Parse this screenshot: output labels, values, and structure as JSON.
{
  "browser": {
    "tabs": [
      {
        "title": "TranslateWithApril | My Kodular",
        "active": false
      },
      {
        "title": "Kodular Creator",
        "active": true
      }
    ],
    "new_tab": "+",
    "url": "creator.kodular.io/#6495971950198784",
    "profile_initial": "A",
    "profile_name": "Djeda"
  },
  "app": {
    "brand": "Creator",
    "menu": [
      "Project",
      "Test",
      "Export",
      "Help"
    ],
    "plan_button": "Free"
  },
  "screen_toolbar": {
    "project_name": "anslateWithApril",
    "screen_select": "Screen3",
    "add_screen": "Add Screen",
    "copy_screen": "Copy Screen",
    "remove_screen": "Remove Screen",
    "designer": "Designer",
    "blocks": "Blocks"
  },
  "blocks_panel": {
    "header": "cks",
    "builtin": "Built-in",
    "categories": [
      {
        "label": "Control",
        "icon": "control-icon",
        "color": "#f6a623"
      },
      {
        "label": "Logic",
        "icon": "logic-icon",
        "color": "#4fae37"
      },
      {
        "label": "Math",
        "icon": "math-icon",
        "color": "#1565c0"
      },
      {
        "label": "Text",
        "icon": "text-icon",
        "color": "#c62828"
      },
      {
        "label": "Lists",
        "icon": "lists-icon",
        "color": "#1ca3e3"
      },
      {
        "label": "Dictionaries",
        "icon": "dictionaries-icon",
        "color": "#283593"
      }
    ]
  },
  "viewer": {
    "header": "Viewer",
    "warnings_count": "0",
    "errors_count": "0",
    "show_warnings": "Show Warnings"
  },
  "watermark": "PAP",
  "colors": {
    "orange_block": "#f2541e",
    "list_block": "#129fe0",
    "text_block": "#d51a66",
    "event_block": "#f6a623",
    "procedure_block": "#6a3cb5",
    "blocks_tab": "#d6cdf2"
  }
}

» REQUIRED TASK: Write out the whole listing again, exactly as it stands.

» ANSWER TO THIS EXERCISE:
Parse this screenshot: output labels, values, and structure as JSON.
{
  "browser": {
    "tabs": [
      {
        "title": "TranslateWithApril | My Kodular",
        "active": false
      },
      {
        "title": "Kodular Creator",
        "active": true
      }
    ],
    "new_tab": "+",
    "url": "creator.kodular.io/#6495971950198784",
    "profile_initial": "A",
    "profile_name": "Djeda"
  },
  "app": {
    "brand": "Creator",
    "menu": [
      "Project",
      "Test",
      "Export",
      "Help"
    ],
    "plan_button": "Free"
  },
  "screen_toolbar": {
    "project_name": "anslateWithApril",
    "screen_select": "Screen3",
    "add_screen": "Add Screen",
    "copy_screen": "Copy Screen",
    "remove_screen": "Remove Screen",
    "designer": "Designer",
    "blocks": "Blocks"
  },
  "blocks_panel": {
    "header": "cks",
    "builtin": "Built-in",
    "categories": [
      {
        "label": "Control",
        "icon": "control-icon",
        "color": "#f6a623"
      },
      {
        "label": "Logic",
        "icon": "logic-icon",
        "color": "#4fae37"
      },
      {
        "label": "Math",
        "icon": "math-icon",
        "color": "#1565c0"
      },
      {
        "label": "Text",
        "icon": "text-icon",
        "color": "#c62828"
      },
      {
        "label": "Lists",
        "icon": "lists-icon",
        "color": "#1ca3e3"
      },
      {
        "label": "Dictionaries",
        "icon": "dictionaries-icon",
        "color": "#283593"
      }
    ]
  },
  "viewer": {
    "header": "Viewer",
    "warnings_count": "0",
    "errors_count": "0",
    "show_warnings": "Show Warnings"
  },
  "watermark": "PAP",
  "colors": {
    "orange_block": "#f2541e",
    "list_block": "#129fe0",
    "text_block": "#d51a66",
    "event_block": "#f6a623",
    "procedure_block": "#6a3cb5",
    "blocks_tab": "#d6cdf2"
  }
}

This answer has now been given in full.